# start of Records for this exercise
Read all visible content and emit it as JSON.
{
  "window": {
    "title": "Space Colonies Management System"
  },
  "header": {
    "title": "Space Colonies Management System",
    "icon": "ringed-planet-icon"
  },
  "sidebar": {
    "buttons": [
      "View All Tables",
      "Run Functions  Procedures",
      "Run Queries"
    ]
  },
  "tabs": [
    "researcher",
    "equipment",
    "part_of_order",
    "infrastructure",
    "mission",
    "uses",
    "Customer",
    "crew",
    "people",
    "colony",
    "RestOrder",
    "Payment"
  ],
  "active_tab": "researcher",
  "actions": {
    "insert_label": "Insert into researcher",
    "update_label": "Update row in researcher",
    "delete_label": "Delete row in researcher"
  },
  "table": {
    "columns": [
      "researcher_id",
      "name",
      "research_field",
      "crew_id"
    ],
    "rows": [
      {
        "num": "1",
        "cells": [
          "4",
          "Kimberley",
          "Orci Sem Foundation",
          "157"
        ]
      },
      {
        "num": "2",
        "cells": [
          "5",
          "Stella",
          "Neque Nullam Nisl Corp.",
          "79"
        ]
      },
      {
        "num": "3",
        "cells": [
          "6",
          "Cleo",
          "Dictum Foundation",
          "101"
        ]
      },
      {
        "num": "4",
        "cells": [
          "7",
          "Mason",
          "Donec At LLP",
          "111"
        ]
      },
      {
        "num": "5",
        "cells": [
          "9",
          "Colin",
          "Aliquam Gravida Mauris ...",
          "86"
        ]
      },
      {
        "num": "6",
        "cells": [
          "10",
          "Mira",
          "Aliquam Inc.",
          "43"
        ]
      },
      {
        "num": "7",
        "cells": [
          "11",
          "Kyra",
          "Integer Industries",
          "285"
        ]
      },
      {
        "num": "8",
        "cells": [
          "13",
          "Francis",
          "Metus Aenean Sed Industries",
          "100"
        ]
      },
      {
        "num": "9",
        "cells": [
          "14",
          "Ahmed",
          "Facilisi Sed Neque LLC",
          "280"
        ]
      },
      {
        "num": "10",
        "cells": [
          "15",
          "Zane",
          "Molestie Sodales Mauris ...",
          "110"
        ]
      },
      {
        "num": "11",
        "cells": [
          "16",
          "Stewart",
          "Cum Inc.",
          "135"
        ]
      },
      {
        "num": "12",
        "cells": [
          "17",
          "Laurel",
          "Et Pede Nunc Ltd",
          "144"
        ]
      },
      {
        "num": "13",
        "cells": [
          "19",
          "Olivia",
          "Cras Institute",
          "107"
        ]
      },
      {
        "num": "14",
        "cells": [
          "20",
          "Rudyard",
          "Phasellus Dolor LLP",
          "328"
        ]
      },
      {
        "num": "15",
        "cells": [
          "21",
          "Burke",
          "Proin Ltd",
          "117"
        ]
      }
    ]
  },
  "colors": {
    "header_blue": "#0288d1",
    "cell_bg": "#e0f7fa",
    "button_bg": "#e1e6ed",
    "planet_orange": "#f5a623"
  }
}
# end of Records for this exercise
§ **Set exercise**
Show every line that contains the word "Management".

§ **Result of this task**
    "title": "Space Colonies Management System"
    "title": "Space Colonies Management System",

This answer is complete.